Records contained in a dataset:
= = = = = = =

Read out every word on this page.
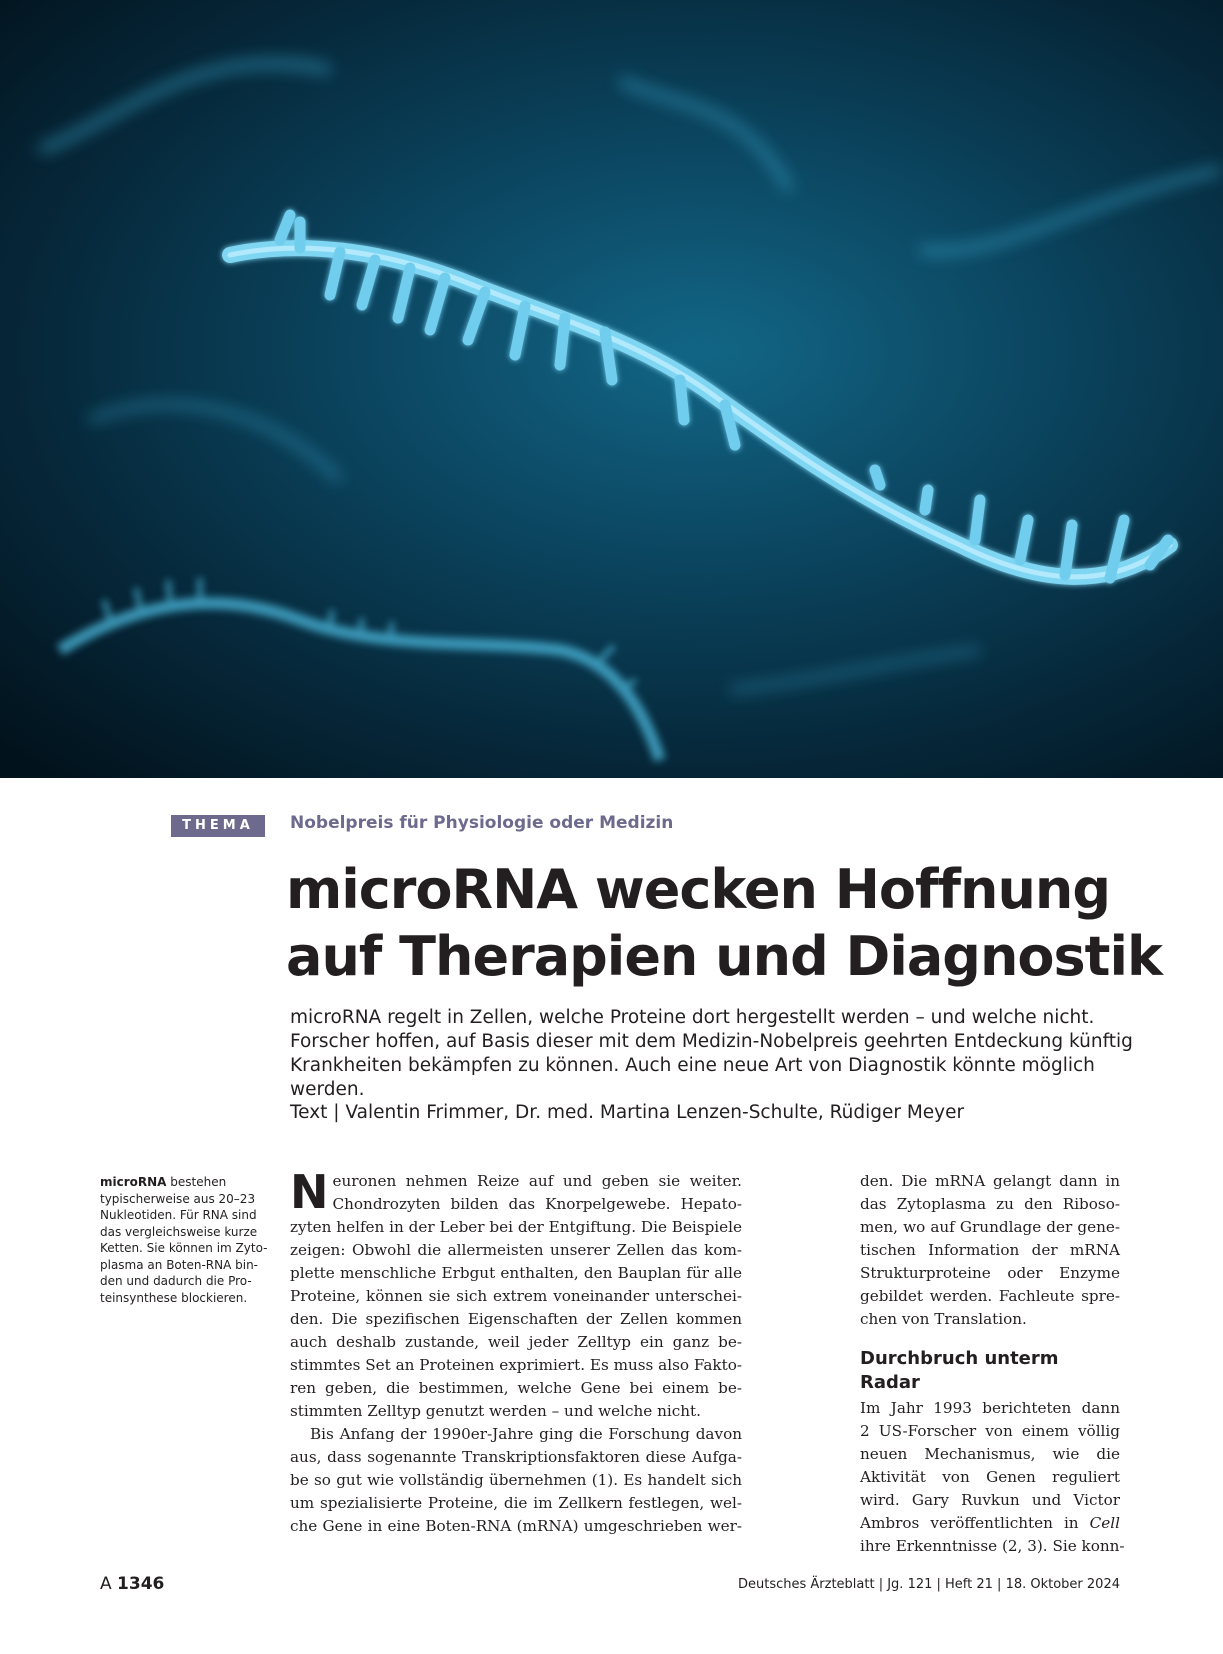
THEMA	Nobelpreis für Physiologie oder Medizin
microRNA wecken Hoffnung
auf Therapien und Diagnostik
microRNA regelt in Zellen, welche Proteine dort hergestellt werden – und welche nicht.
Forscher hoffen, auf Basis dieser mit dem Medizin-Nobelpreis geehrten Entdeckung künftig
Krankheiten bekämpfen zu können. Auch eine neue Art von Diagnostik könnte möglich werden.
Text | Valentin Frimmer, Dr. med. Martina Lenzen-Schulte, Rüdiger Meyer
microRNA bestehen
typischerweise aus 20–23
Nukleotiden. Für RNA sind
das vergleichsweise kurze
Ketten. Sie können im Zyto-
plasma an Boten-RNA bin-
den und dadurch die Pro-
teinsynthese blockieren.
N euronen nehmen Reize auf und geben sie weiter.
Chondrozyten bilden das Knorpelgewebe. Hepato-
zyten helfen in der Leber bei der Entgiftung. Die Beispiele
zeigen: Obwohl die allermeisten unserer Zellen das kom-
plette menschliche Erbgut enthalten, den Bauplan für alle
Proteine, können sie sich extrem voneinander unterschei-
den. Die spezifischen Eigenschaften der Zellen kommen
auch deshalb zustande, weil jeder Zelltyp ein ganz be-
stimmtes Set an Proteinen exprimiert. Es muss also Fakto-
ren geben, die bestimmen, welche Gene bei einem be-
stimmten Zelltyp genutzt werden – und welche nicht.
Bis Anfang der 1990er-Jahre ging die Forschung davon
aus, dass sogenannte Transkriptionsfaktoren diese Aufga-
be so gut wie vollständig übernehmen (1). Es handelt sich
um spezialisierte Proteine, die im Zellkern festlegen, wel-
che Gene in eine Boten-RNA (mRNA) umgeschrieben wer-
den. Die mRNA gelangt dann in
das Zytoplasma zu den Riboso-
men, wo auf Grundlage der gene-
tischen Information der mRNA
Strukturproteine oder Enzyme
gebildet werden. Fachleute spre-
chen von Translation.
Durchbruch unterm Radar
Im Jahr 1993 berichteten dann
2 US-Forscher von einem völlig
neuen Mechanismus, wie die
Aktivität von Genen reguliert
wird. Gary Ruvkun und Victor
Ambros veröffentlichten in Cell
ihre Erkenntnisse (2, 3). Sie konn-
A 1346	Deutsches Ärzteblatt | Jg. 121 | Heft 21 | 18. Oktober 2024
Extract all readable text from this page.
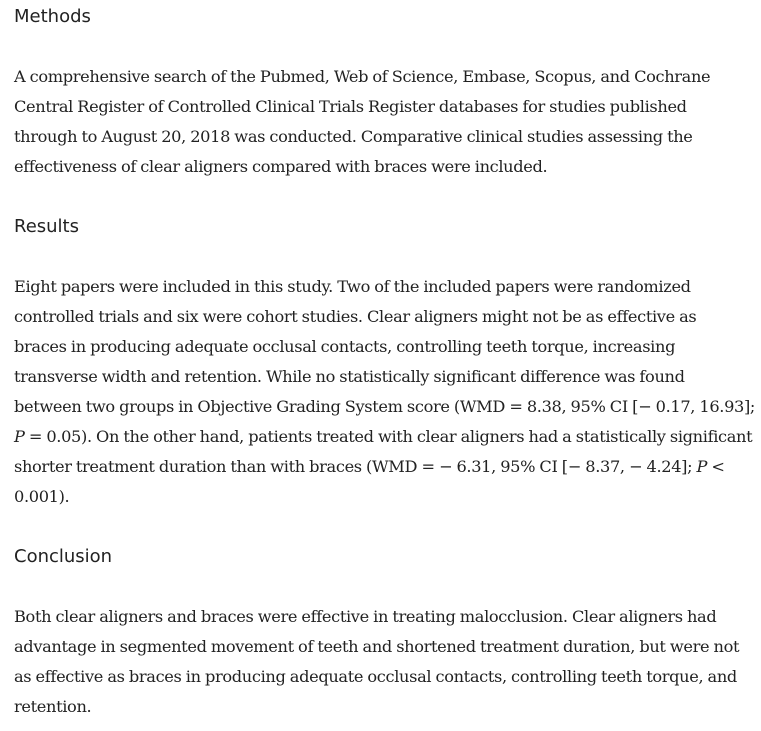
Methods

A comprehensive search of the Pubmed, Web of Science, Embase, Scopus, and Cochrane
Central Register of Controlled Clinical Trials Register databases for studies published
through to August 20, 2018 was conducted. Comparative clinical studies assessing the
effectiveness of clear aligners compared with braces were included.

Results

Eight papers were included in this study. Two of the included papers were randomized
controlled trials and six were cohort studies. Clear aligners might not be as effective as
braces in producing adequate occlusal contacts, controlling teeth torque, increasing
transverse width and retention. While no statistically significant difference was found
between two groups in Objective Grading System score (WMD = 8.38, 95% CI [− 0.17, 16.93];
P = 0.05). On the other hand, patients treated with clear aligners had a statistically significant
shorter treatment duration than with braces (WMD = − 6.31, 95% CI [− 8.37, − 4.24]; P <
0.001).

Conclusion

Both clear aligners and braces were effective in treating malocclusion. Clear aligners had
advantage in segmented movement of teeth and shortened treatment duration, but were not
as effective as braces in producing adequate occlusal contacts, controlling teeth torque, and
retention.
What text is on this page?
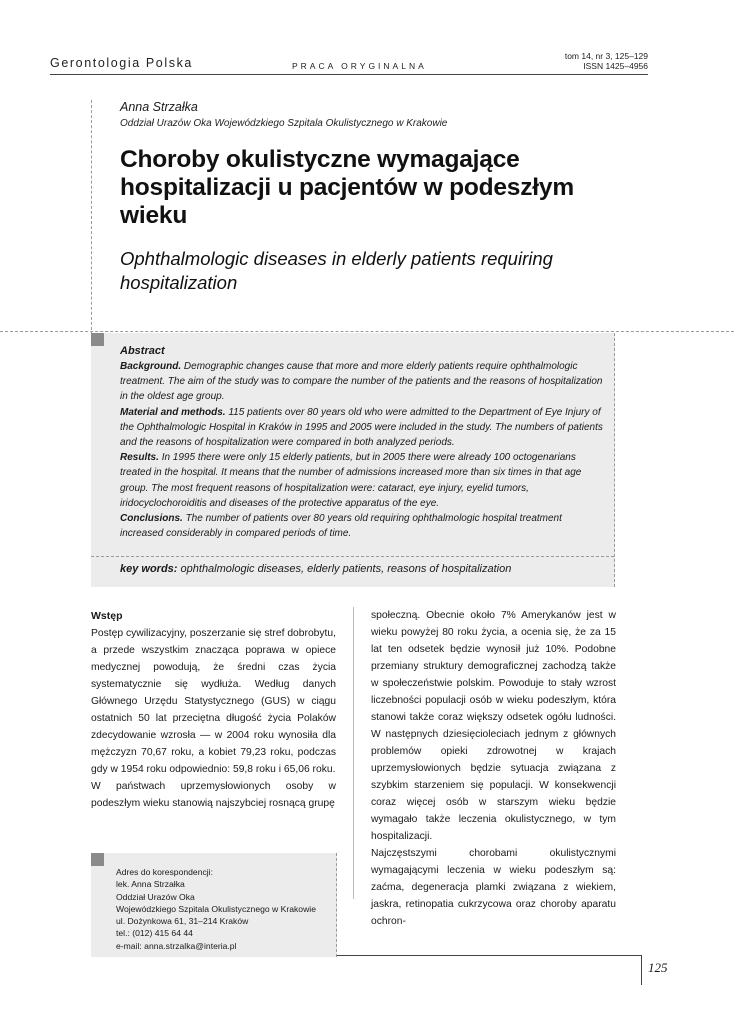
Gerontologia Polska	PRACA ORYGINALNA
tom 14, nr 3, 125–129
ISSN 1425–4956
Anna Strzałka
Oddział Urazów Oka Wojewódzkiego Szpitala Okulistycznego w Krakowie
Choroby okulistyczne wymagające hospitalizacji u pacjentów w podeszłym wieku
Ophthalmologic diseases in elderly patients requiring hospitalization

Abstract

Background. Demographic changes cause that more and more elderly patients require ophthalmologic treatment. The aim of the study was to compare the number of the patients and the reasons of hospitalization in the oldest age group.

Material and methods. 115 patients over 80 years old who were admitted to the Department of Eye Injury of the Ophthalmologic Hospital in Kraków in 1995 and 2005 were included in the study. The numbers of patients and the reasons of hospitalization were compared in both analyzed periods.

Results. In 1995 there were only 15 elderly patients, but in 2005 there were already 100 octogenarians treated in the hospital. It means that the number of admissions increased more than six times in that age group. The most frequent reasons of hospitalization were: cataract, eye injury, eyelid tumors, iridocyclochoroiditis and diseases of the protective apparatus of the eye.

Conclusions. The number of patients over 80 years old requiring ophthalmologic hospital treatment increased considerably in compared periods of time.

key words: ophthalmologic diseases, elderly patients, reasons of hospitalization
Wstęp

Postęp cywilizacyjny, poszerzanie się stref dobrobytu, a przede wszystkim znacząca poprawa w opiece medycznej powodują, że średni czas życia systematycznie się wydłuża. Według danych Głównego Urzędu Statystycznego (GUS) w ciągu ostatnich 50 lat przeciętna długość życia Polaków zdecydowanie wzrosła — w 2004 roku wynosiła dla mężczyzn 70,67 roku, a kobiet 79,23 roku, podczas gdy w 1954 roku odpowiednio: 59,8 roku i 65,06 roku.

W państwach uprzemysłowionych osoby w podeszłym wieku stanowią najszybciej rosnącą grupę

społeczną. Obecnie około 7% Amerykanów jest w wieku powyżej 80 roku życia, a ocenia się, że za 15 lat ten odsetek będzie wynosił już 10%. Podobne przemiany struktury demograficznej zachodzą także w społeczeństwie polskim. Powoduje to stały wzrost liczebności populacji osób w wieku podeszłym, która stanowi także coraz większy odsetek ogółu ludności. W następnych dziesięcioleciach jednym z głównych problemów opieki zdrowotnej w krajach uprzemysłowionych będzie sytuacja związana z szybkim starzeniem się populacji. W konsekwencji coraz więcej osób w starszym wieku będzie wymagało także leczenia okulistycznego, w tym hospitalizacji.

Najczęstszymi chorobami okulistycznymi wymagającymi leczenia w wieku podeszłym są: zaćma, degeneracja plamki związana z wiekiem, jaskra, retinopatia cukrzycowa oraz choroby aparatu ochron-

Adres do korespondencji:
lek. Anna Strzałka
Oddział Urazów Oka
Wojewódzkiego Szpitala Okulistycznego w Krakowie
ul. Dożynkowa 61, 31–214 Kraków
tel.: (012) 415 64 44
e-mail: anna.strzalka@interia.pl
125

= = = = = = =

Requirement:
Could you return all lines from the records that include the word "producing"?

Response to this exercise:
braces in producing adequate occlusal contacts, controlling teeth torque, increasing
as effective as braces in producing adequate occlusal contacts, controlling teeth torque, and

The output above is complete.